EXERCISE REQUIREMENTS: Assemble all lines in which the string "they" appears.

━━━━━━━━━━

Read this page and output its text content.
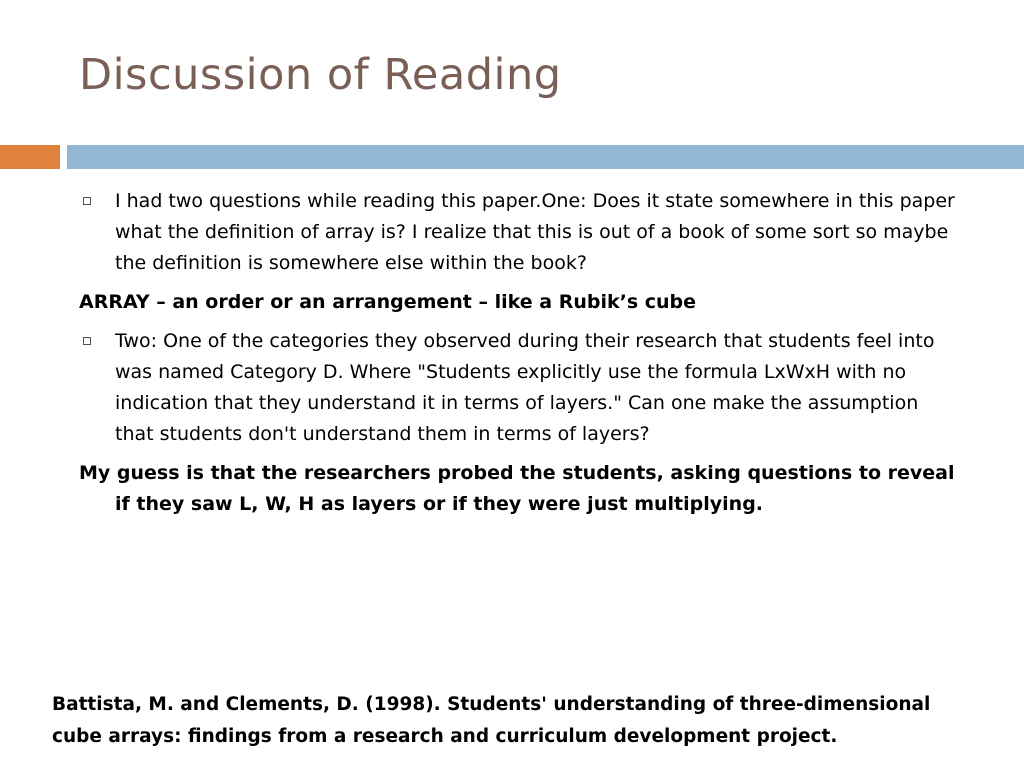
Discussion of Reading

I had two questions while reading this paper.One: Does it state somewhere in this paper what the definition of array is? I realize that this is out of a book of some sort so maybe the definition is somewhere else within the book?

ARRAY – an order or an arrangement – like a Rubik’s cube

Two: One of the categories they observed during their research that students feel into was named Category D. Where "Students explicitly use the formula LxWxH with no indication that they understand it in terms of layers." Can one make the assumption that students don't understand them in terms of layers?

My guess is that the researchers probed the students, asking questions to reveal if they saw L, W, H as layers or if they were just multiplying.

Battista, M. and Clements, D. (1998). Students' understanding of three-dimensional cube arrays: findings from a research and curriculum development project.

━━━━━━━━━━

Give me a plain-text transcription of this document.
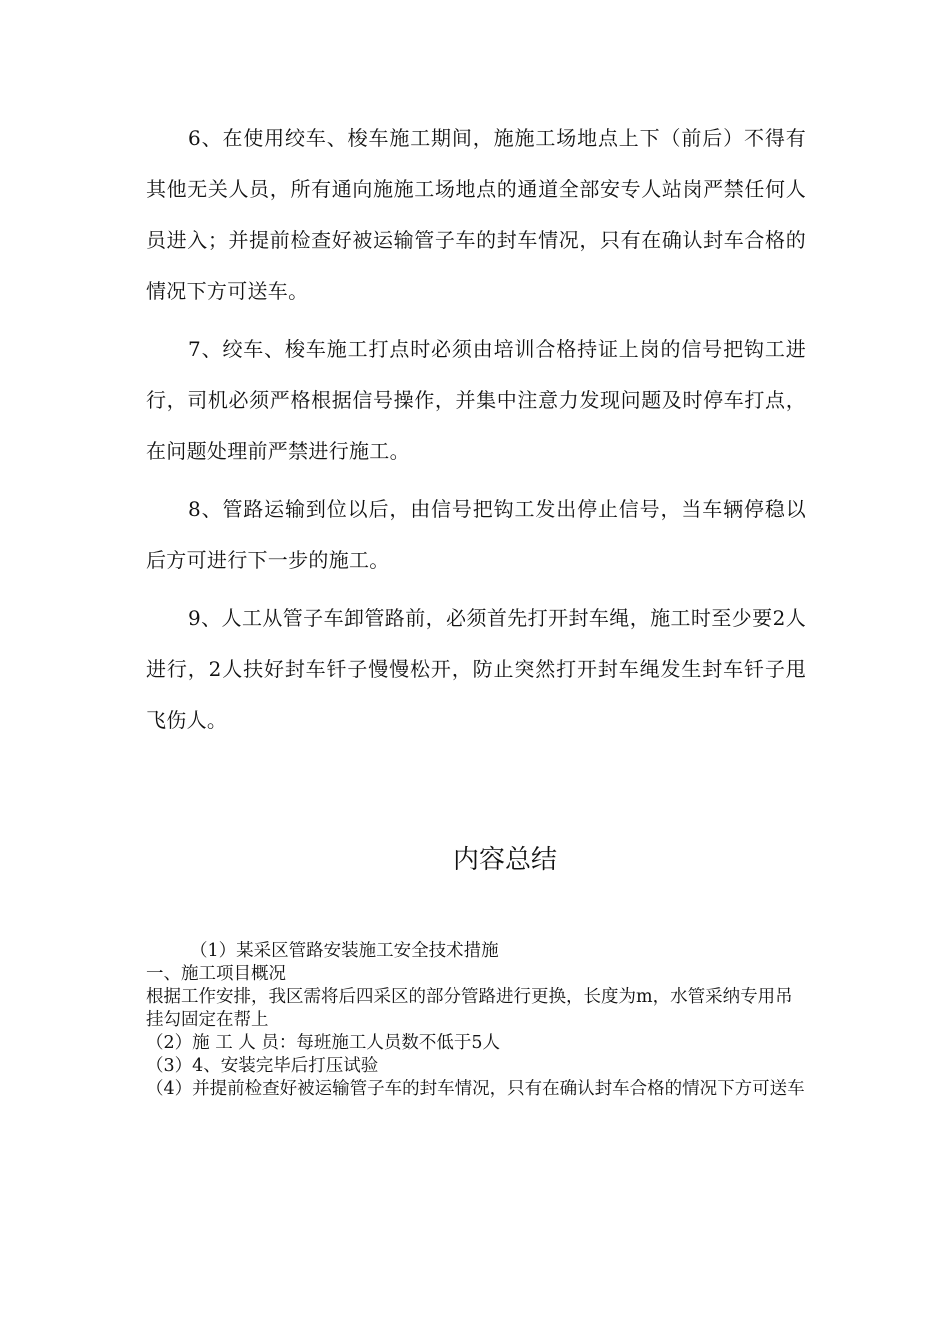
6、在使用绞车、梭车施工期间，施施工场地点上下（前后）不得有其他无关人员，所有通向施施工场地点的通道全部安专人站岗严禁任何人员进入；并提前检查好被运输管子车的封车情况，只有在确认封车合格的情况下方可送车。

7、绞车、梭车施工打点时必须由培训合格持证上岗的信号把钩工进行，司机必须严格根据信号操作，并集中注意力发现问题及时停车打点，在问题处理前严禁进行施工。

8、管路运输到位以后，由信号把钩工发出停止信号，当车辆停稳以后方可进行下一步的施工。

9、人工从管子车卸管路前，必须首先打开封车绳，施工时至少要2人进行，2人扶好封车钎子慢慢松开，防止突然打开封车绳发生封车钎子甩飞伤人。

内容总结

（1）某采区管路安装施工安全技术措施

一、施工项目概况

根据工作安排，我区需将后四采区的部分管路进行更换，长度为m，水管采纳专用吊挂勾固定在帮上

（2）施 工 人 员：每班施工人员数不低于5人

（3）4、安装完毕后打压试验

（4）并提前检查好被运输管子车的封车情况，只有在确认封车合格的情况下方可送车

━━━━━━━━━━

RESPONSE BELOW:
Two: One of the categories they observed during their research that students feel into was named Category D. Where "Students explicitly use the formula LxWxH with no indication that they understand it in terms of layers." Can one make the assumption that students don't understand them in terms of layers?
My guess is that the researchers probed the students, asking questions to reveal if they saw L, W, H as layers or if they were just multiplying.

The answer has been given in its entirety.